>> Start DATA

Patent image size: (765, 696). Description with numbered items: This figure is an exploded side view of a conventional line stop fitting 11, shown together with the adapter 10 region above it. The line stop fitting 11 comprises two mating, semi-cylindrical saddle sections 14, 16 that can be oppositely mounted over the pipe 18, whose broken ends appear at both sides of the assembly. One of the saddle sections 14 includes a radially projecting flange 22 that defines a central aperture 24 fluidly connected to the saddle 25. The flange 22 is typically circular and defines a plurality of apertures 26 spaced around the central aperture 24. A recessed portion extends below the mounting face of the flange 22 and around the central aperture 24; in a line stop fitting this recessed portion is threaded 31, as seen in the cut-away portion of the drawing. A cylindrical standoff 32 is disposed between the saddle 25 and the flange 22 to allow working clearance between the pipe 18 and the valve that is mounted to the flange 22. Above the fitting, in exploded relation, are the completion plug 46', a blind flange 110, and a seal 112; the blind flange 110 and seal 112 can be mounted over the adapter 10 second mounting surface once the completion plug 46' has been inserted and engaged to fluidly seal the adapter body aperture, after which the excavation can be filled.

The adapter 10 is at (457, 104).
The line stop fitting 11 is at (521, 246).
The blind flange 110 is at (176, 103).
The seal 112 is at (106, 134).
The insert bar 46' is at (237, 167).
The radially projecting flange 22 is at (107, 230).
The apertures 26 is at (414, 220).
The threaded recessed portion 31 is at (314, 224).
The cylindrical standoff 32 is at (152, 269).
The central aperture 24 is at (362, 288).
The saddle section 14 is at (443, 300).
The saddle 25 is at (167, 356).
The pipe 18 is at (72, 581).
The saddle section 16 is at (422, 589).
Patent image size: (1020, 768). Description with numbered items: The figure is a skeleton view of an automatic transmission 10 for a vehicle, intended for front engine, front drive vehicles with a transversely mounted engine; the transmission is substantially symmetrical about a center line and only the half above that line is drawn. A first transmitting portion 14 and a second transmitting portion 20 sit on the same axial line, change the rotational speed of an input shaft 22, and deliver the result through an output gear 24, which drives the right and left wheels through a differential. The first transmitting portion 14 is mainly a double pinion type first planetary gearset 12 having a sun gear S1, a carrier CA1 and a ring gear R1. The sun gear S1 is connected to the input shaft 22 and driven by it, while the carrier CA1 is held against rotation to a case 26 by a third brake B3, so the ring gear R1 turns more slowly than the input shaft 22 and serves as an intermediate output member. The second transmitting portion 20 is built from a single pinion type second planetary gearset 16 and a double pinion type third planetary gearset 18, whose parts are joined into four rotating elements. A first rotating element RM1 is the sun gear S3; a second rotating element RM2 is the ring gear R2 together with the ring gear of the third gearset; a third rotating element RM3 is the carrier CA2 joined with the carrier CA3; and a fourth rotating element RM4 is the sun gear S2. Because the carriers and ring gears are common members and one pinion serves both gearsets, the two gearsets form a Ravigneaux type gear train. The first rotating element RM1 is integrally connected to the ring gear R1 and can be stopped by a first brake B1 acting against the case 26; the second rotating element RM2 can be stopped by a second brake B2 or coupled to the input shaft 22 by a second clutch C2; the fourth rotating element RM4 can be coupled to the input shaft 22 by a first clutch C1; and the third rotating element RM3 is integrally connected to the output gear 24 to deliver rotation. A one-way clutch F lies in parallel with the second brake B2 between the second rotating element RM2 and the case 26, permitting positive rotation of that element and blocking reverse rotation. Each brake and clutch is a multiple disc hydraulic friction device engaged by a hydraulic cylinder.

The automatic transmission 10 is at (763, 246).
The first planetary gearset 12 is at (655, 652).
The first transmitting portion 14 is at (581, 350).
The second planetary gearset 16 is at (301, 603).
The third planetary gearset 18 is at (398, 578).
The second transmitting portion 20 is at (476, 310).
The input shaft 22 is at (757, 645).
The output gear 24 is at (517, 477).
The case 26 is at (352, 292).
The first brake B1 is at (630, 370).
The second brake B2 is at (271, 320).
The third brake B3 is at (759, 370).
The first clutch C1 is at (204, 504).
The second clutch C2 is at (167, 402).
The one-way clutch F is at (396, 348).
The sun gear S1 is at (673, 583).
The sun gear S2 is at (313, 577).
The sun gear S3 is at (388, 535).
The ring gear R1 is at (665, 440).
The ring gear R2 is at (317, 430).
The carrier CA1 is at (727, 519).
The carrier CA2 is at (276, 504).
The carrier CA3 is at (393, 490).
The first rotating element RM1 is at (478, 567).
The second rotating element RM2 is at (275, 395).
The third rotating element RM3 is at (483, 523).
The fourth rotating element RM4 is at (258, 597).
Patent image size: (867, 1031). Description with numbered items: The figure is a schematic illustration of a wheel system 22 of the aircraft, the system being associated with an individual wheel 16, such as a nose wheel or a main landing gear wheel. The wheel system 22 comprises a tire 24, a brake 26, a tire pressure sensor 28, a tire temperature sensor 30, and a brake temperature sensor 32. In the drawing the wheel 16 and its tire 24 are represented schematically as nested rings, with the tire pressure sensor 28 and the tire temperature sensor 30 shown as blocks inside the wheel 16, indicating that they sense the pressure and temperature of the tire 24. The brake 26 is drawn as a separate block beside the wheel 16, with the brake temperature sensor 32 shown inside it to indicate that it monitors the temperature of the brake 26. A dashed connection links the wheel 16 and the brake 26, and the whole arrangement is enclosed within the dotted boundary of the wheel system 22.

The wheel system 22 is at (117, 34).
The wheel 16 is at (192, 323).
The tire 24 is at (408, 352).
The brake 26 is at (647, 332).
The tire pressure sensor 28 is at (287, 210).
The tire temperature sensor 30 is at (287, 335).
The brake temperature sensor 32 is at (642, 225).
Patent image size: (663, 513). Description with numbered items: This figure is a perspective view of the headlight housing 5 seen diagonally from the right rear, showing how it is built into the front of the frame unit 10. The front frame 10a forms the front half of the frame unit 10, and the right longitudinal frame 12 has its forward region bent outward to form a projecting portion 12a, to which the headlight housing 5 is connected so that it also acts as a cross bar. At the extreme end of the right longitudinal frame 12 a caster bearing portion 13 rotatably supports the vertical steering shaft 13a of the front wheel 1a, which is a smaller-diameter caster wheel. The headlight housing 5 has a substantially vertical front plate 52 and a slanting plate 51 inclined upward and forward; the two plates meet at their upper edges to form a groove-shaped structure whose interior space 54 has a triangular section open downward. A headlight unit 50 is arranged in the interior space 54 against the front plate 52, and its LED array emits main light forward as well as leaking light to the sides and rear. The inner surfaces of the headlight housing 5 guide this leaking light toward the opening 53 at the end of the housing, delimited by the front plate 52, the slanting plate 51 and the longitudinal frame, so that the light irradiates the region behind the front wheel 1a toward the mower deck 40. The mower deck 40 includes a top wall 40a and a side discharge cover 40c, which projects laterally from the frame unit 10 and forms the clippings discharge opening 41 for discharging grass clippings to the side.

>> End DATA

• **TASK INSTRUCTIONS**:
Rewrite all of the data above, replacing "Patent image size" with "Drawing dimensions" everywhere it occurs and leaving everything else unchanged.

• **WRITTEN SOLUTION**:
Drawing dimensions: (765, 696). Description with numbered items: This figure is an exploded side view of a conventional line stop fitting 11, shown together with the adapter 10 region above it. The line stop fitting 11 comprises two mating, semi-cylindrical saddle sections 14, 16 that can be oppositely mounted over the pipe 18, whose broken ends appear at both sides of the assembly. One of the saddle sections 14 includes a radially projecting flange 22 that defines a central aperture 24 fluidly connected to the saddle 25. The flange 22 is typically circular and defines a plurality of apertures 26 spaced around the central aperture 24. A recessed portion extends below the mounting face of the flange 22 and around the central aperture 24; in a line stop fitting this recessed portion is threaded 31, as seen in the cut-away portion of the drawing. A cylindrical standoff 32 is disposed between the saddle 25 and the flange 22 to allow working clearance between the pipe 18 and the valve that is mounted to the flange 22. Above the fitting, in exploded relation, are the completion plug 46', a blind flange 110, and a seal 112; the blind flange 110 and seal 112 can be mounted over the adapter 10 second mounting surface once the completion plug 46' has been inserted and engaged to fluidly seal the adapter body aperture, after which the excavation can be filled.

The adapter 10 is at (457, 104).
The line stop fitting 11 is at (521, 246).
The blind flange 110 is at (176, 103).
The seal 112 is at (106, 134).
The insert bar 46' is at (237, 167).
The radially projecting flange 22 is at (107, 230).
The apertures 26 is at (414, 220).
The threaded recessed portion 31 is at (314, 224).
The cylindrical standoff 32 is at (152, 269).
The central aperture 24 is at (362, 288).
The saddle section 14 is at (443, 300).
The saddle 25 is at (167, 356).
The pipe 18 is at (72, 581).
The saddle section 16 is at (422, 589).
Drawing dimensions: (1020, 768). Description with numbered items: The figure is a skeleton view of an automatic transmission 10 for a vehicle, intended for front engine, front drive vehicles with a transversely mounted engine; the transmission is substantially symmetrical about a center line and only the half above that line is drawn. A first transmitting portion 14 and a second transmitting portion 20 sit on the same axial line, change the rotational speed of an input shaft 22, and deliver the result through an output gear 24, which drives the right and left wheels through a differential. The first transmitting portion 14 is mainly a double pinion type first planetary gearset 12 having a sun gear S1, a carrier CA1 and a ring gear R1. The sun gear S1 is connected to the input shaft 22 and driven by it, while the carrier CA1 is held against rotation to a case 26 by a third brake B3, so the ring gear R1 turns more slowly than the input shaft 22 and serves as an intermediate output member. The second transmitting portion 20 is built from a single pinion type second planetary gearset 16 and a double pinion type third planetary gearset 18, whose parts are joined into four rotating elements. A first rotating element RM1 is the sun gear S3; a second rotating element RM2 is the ring gear R2 together with the ring gear of the third gearset; a third rotating element RM3 is the carrier CA2 joined with the carrier CA3; and a fourth rotating element RM4 is the sun gear S2. Because the carriers and ring gears are common members and one pinion serves both gearsets, the two gearsets form a Ravigneaux type gear train. The first rotating element RM1 is integrally connected to the ring gear R1 and can be stopped by a first brake B1 acting against the case 26; the second rotating element RM2 can be stopped by a second brake B2 or coupled to the input shaft 22 by a second clutch C2; the fourth rotating element RM4 can be coupled to the input shaft 22 by a first clutch C1; and the third rotating element RM3 is integrally connected to the output gear 24 to deliver rotation. A one-way clutch F lies in parallel with the second brake B2 between the second rotating element RM2 and the case 26, permitting positive rotation of that element and blocking reverse rotation. Each brake and clutch is a multiple disc hydraulic friction device engaged by a hydraulic cylinder.

The automatic transmission 10 is at (763, 246).
The first planetary gearset 12 is at (655, 652).
The first transmitting portion 14 is at (581, 350).
The second planetary gearset 16 is at (301, 603).
The third planetary gearset 18 is at (398, 578).
The second transmitting portion 20 is at (476, 310).
The input shaft 22 is at (757, 645).
The output gear 24 is at (517, 477).
The case 26 is at (352, 292).
The first brake B1 is at (630, 370).
The second brake B2 is at (271, 320).
The third brake B3 is at (759, 370).
The first clutch C1 is at (204, 504).
The second clutch C2 is at (167, 402).
The one-way clutch F is at (396, 348).
The sun gear S1 is at (673, 583).
The sun gear S2 is at (313, 577).
The sun gear S3 is at (388, 535).
The ring gear R1 is at (665, 440).
The ring gear R2 is at (317, 430).
The carrier CA1 is at (727, 519).
The carrier CA2 is at (276, 504).
The carrier CA3 is at (393, 490).
The first rotating element RM1 is at (478, 567).
The second rotating element RM2 is at (275, 395).
The third rotating element RM3 is at (483, 523).
The fourth rotating element RM4 is at (258, 597).
Drawing dimensions: (867, 1031). Description with numbered items: The figure is a schematic illustration of a wheel system 22 of the aircraft, the system being associated with an individual wheel 16, such as a nose wheel or a main landing gear wheel. The wheel system 22 comprises a tire 24, a brake 26, a tire pressure sensor 28, a tire temperature sensor 30, and a brake temperature sensor 32. In the drawing the wheel 16 and its tire 24 are represented schematically as nested rings, with the tire pressure sensor 28 and the tire temperature sensor 30 shown as blocks inside the wheel 16, indicating that they sense the pressure and temperature of the tire 24. The brake 26 is drawn as a separate block beside the wheel 16, with the brake temperature sensor 32 shown inside it to indicate that it monitors the temperature of the brake 26. A dashed connection links the wheel 16 and the brake 26, and the whole arrangement is enclosed within the dotted boundary of the wheel system 22.

The wheel system 22 is at (117, 34).
The wheel 16 is at (192, 323).
The tire 24 is at (408, 352).
The brake 26 is at (647, 332).
The tire pressure sensor 28 is at (287, 210).
The tire temperature sensor 30 is at (287, 335).
The brake temperature sensor 32 is at (642, 225).
Drawing dimensions: (663, 513). Description with numbered items: This figure is a perspective view of the headlight housing 5 seen diagonally from the right rear, showing how it is built into the front of the frame unit 10. The front frame 10a forms the front half of the frame unit 10, and the right longitudinal frame 12 has its forward region bent outward to form a projecting portion 12a, to which the headlight housing 5 is connected so that it also acts as a cross bar. At the extreme end of the right longitudinal frame 12 a caster bearing portion 13 rotatably supports the vertical steering shaft 13a of the front wheel 1a, which is a smaller-diameter caster wheel. The headlight housing 5 has a substantially vertical front plate 52 and a slanting plate 51 inclined upward and forward; the two plates meet at their upper edges to form a groove-shaped structure whose interior space 54 has a triangular section open downward. A headlight unit 50 is arranged in the interior space 54 against the front plate 52, and its LED array emits main light forward as well as leaking light to the sides and rear. The inner surfaces of the headlight housing 5 guide this leaking light toward the opening 53 at the end of the housing, delimited by the front plate 52, the slanting plate 51 and the longitudinal frame, so that the light irradiates the region behind the front wheel 1a toward the mower deck 40. The mower deck 40 includes a top wall 40a and a side discharge cover 40c, which projects laterally from the frame unit 10 and forms the clippings discharge opening 41 for discharging grass clippings to the side.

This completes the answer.